"""
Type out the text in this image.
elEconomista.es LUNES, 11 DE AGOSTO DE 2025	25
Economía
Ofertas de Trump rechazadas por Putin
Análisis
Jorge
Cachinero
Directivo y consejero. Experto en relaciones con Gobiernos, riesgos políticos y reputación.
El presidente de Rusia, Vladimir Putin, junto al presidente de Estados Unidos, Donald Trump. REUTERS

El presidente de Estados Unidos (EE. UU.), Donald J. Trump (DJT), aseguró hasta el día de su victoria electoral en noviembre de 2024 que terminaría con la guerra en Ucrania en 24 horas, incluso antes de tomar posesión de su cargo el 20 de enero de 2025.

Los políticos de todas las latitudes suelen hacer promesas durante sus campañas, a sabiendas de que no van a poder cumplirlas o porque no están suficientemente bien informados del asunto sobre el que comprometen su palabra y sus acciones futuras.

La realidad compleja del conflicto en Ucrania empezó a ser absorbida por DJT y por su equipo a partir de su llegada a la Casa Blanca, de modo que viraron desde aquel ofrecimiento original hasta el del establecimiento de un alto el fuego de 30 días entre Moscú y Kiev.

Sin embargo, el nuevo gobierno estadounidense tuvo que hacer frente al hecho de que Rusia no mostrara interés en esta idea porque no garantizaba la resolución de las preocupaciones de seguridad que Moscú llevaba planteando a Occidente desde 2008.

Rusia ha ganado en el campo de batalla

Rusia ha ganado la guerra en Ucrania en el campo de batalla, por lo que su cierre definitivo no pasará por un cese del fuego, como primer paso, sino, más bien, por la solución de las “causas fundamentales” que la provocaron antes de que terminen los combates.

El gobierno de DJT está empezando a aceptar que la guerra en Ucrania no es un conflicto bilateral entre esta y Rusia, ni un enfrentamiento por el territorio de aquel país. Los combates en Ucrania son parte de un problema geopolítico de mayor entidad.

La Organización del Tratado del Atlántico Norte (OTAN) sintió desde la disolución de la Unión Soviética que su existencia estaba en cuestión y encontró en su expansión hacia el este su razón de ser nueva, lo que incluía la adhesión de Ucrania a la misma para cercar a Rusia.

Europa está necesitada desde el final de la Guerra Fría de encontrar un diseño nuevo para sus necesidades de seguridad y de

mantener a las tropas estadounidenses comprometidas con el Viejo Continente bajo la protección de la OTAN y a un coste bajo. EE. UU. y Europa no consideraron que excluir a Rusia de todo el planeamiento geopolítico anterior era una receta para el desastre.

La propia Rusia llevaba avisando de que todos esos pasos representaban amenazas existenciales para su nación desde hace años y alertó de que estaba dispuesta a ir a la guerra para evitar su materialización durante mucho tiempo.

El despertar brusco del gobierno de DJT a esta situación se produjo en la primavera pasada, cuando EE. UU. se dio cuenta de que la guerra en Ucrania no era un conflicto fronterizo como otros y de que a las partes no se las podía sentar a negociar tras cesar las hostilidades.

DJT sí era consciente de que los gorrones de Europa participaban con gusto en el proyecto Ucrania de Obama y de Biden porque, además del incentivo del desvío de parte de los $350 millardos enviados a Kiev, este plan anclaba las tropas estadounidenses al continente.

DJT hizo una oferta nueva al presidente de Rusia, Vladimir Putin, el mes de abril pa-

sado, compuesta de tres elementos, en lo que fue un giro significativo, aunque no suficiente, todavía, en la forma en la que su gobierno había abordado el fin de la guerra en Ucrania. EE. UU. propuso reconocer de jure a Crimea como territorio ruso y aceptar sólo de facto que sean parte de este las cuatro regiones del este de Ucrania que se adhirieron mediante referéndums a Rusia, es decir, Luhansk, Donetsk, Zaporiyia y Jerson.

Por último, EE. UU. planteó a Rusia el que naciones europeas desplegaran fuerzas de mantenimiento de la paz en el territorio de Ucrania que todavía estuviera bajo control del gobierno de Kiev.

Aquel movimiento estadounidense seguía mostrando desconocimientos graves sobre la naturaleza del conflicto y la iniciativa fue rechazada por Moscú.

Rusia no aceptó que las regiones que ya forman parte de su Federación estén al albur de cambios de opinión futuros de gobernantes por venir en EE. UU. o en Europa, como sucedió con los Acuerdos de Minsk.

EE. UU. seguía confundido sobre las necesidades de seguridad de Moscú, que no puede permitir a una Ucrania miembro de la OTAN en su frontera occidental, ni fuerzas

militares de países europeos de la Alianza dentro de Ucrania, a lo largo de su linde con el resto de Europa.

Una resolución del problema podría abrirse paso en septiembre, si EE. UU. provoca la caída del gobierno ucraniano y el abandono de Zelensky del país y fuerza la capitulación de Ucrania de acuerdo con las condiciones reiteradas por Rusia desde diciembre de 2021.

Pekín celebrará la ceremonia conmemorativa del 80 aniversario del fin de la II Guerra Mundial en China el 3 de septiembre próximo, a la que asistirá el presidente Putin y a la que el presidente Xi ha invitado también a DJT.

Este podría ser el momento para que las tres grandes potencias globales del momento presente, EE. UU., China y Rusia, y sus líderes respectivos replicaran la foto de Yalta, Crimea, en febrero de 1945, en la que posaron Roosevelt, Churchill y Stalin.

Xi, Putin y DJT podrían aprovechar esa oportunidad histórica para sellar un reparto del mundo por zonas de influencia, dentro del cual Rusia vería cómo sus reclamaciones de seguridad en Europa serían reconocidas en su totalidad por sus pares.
"""
"""
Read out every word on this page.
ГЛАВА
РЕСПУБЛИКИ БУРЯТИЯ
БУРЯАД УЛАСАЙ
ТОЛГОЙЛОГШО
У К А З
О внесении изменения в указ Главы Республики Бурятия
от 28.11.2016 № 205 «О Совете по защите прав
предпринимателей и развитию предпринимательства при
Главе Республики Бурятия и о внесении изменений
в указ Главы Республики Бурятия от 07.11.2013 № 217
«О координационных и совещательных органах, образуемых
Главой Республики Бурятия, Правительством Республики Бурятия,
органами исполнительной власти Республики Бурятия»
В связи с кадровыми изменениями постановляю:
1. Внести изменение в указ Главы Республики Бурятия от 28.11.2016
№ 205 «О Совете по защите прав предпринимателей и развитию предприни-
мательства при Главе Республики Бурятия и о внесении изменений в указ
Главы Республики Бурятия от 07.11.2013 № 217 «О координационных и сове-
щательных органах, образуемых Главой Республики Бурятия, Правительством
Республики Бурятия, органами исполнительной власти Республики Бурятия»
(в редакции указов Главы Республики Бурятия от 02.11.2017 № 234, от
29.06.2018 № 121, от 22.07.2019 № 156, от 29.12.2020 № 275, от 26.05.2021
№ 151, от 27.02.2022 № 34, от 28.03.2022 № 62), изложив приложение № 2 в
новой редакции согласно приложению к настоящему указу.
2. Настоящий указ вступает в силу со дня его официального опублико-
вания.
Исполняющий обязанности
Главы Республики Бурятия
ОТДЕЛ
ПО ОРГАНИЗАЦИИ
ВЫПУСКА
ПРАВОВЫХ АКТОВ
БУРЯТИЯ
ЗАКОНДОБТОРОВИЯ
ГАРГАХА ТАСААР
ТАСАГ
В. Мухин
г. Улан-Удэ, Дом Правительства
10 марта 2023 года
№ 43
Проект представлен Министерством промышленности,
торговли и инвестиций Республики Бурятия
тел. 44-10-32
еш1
"""
### YOUR INSTRUCTIONS
Check each line of the records for the string "aceptar" and state how many lines contain it. Give only the number.

### REPLY
2